▶ **GIVEN INSTRUCTION**
Retype the whole listing below, character for character.

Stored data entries
/---

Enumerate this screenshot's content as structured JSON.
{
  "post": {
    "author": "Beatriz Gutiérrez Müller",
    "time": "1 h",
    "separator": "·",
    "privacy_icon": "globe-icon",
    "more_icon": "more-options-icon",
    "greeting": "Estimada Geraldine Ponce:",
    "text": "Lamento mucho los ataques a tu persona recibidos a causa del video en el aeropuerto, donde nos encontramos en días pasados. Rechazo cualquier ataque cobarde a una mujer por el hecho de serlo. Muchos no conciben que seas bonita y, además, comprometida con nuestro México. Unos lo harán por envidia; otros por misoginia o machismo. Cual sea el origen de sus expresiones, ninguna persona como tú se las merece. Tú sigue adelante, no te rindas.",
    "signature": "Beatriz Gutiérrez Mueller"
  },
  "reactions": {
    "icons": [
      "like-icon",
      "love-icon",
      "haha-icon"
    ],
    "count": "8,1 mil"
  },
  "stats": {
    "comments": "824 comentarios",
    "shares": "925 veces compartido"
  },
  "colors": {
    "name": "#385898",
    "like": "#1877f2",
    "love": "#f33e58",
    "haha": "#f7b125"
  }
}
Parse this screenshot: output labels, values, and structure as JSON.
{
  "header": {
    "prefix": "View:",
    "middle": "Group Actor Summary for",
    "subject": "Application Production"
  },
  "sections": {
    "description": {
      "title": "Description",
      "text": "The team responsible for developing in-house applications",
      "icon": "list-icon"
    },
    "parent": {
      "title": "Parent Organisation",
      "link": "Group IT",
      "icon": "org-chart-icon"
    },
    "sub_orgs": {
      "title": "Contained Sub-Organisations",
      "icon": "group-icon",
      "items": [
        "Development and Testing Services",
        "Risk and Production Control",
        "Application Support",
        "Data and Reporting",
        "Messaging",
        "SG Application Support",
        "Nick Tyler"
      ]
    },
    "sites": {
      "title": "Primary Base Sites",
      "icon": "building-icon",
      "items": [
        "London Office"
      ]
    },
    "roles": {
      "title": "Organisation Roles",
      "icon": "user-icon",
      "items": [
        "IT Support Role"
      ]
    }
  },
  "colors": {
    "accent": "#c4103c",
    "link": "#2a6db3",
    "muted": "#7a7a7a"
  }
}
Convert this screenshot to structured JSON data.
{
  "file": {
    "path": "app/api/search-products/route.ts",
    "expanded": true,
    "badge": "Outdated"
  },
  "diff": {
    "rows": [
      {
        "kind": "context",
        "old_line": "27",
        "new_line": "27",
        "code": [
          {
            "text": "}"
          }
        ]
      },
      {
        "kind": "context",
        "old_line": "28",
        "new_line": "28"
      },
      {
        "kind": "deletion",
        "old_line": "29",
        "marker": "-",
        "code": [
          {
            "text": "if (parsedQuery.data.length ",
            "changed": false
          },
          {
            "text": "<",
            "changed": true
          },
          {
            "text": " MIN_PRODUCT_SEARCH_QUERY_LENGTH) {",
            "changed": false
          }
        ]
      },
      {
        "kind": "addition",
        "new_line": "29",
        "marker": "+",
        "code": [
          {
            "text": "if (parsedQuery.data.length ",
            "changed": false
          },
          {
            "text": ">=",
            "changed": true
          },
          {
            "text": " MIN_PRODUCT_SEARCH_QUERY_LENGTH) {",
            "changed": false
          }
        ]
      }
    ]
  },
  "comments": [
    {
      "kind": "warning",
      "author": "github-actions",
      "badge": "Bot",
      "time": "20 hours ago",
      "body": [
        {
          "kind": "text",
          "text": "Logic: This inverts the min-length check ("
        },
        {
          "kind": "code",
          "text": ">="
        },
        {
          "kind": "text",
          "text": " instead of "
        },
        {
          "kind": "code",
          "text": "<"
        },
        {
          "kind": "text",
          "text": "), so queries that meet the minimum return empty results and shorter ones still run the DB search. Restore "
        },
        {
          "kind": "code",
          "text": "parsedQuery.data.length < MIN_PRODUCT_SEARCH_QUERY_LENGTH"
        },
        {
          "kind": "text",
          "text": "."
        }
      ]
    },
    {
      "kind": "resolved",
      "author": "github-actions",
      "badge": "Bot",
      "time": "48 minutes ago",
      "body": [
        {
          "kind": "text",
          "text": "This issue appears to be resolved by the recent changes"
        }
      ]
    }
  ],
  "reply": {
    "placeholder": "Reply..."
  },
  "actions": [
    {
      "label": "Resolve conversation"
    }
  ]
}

\---

▶ **EXERCISE OUTPUT**
Enumerate this screenshot's content as structured JSON.
{
  "post": {
    "author": "Beatriz Gutiérrez Müller",
    "time": "1 h",
    "separator": "·",
    "privacy_icon": "globe-icon",
    "more_icon": "more-options-icon",
    "greeting": "Estimada Geraldine Ponce:",
    "text": "Lamento mucho los ataques a tu persona recibidos a causa del video en el aeropuerto, donde nos encontramos en días pasados. Rechazo cualquier ataque cobarde a una mujer por el hecho de serlo. Muchos no conciben que seas bonita y, además, comprometida con nuestro México. Unos lo harán por envidia; otros por misoginia o machismo. Cual sea el origen de sus expresiones, ninguna persona como tú se las merece. Tú sigue adelante, no te rindas.",
    "signature": "Beatriz Gutiérrez Mueller"
  },
  "reactions": {
    "icons": [
      "like-icon",
      "love-icon",
      "haha-icon"
    ],
    "count": "8,1 mil"
  },
  "stats": {
    "comments": "824 comentarios",
    "shares": "925 veces compartido"
  },
  "colors": {
    "name": "#385898",
    "like": "#1877f2",
    "love": "#f33e58",
    "haha": "#f7b125"
  }
}
Parse this screenshot: output labels, values, and structure as JSON.
{
  "header": {
    "prefix": "View:",
    "middle": "Group Actor Summary for",
    "subject": "Application Production"
  },
  "sections": {
    "description": {
      "title": "Description",
      "text": "The team responsible for developing in-house applications",
      "icon": "list-icon"
    },
    "parent": {
      "title": "Parent Organisation",
      "link": "Group IT",
      "icon": "org-chart-icon"
    },
    "sub_orgs": {
      "title": "Contained Sub-Organisations",
      "icon": "group-icon",
      "items": [
        "Development and Testing Services",
        "Risk and Production Control",
        "Application Support",
        "Data and Reporting",
        "Messaging",
        "SG Application Support",
        "Nick Tyler"
      ]
    },
    "sites": {
      "title": "Primary Base Sites",
      "icon": "building-icon",
      "items": [
        "London Office"
      ]
    },
    "roles": {
      "title": "Organisation Roles",
      "icon": "user-icon",
      "items": [
        "IT Support Role"
      ]
    }
  },
  "colors": {
    "accent": "#c4103c",
    "link": "#2a6db3",
    "muted": "#7a7a7a"
  }
}
Convert this screenshot to structured JSON data.
{
  "file": {
    "path": "app/api/search-products/route.ts",
    "expanded": true,
    "badge": "Outdated"
  },
  "diff": {
    "rows": [
      {
        "kind": "context",
        "old_line": "27",
        "new_line": "27",
        "code": [
          {
            "text": "}"
          }
        ]
      },
      {
        "kind": "context",
        "old_line": "28",
        "new_line": "28"
      },
      {
        "kind": "deletion",
        "old_line": "29",
        "marker": "-",
        "code": [
          {
            "text": "if (parsedQuery.data.length ",
            "changed": false
          },
          {
            "text": "<",
            "changed": true
          },
          {
            "text": " MIN_PRODUCT_SEARCH_QUERY_LENGTH) {",
            "changed": false
          }
        ]
      },
      {
        "kind": "addition",
        "new_line": "29",
        "marker": "+",
        "code": [
          {
            "text": "if (parsedQuery.data.length ",
            "changed": false
          },
          {
            "text": ">=",
            "changed": true
          },
          {
            "text": " MIN_PRODUCT_SEARCH_QUERY_LENGTH) {",
            "changed": false
          }
        ]
      }
    ]
  },
  "comments": [
    {
      "kind": "warning",
      "author": "github-actions",
      "badge": "Bot",
      "time": "20 hours ago",
      "body": [
        {
          "kind": "text",
          "text": "Logic: This inverts the min-length check ("
        },
        {
          "kind": "code",
          "text": ">="
        },
        {
          "kind": "text",
          "text": " instead of "
        },
        {
          "kind": "code",
          "text": "<"
        },
        {
          "kind": "text",
          "text": "), so queries that meet the minimum return empty results and shorter ones still run the DB search. Restore "
        },
        {
          "kind": "code",
          "text": "parsedQuery.data.length < MIN_PRODUCT_SEARCH_QUERY_LENGTH"
        },
        {
          "kind": "text",
          "text": "."
        }
      ]
    },
    {
      "kind": "resolved",
      "author": "github-actions",
      "badge": "Bot",
      "time": "48 minutes ago",
      "body": [
        {
          "kind": "text",
          "text": "This issue appears to be resolved by the recent changes"
        }
      ]
    }
  ],
  "reply": {
    "placeholder": "Reply..."
  },
  "actions": [
    {
      "label": "Resolve conversation"
    }
  ]
}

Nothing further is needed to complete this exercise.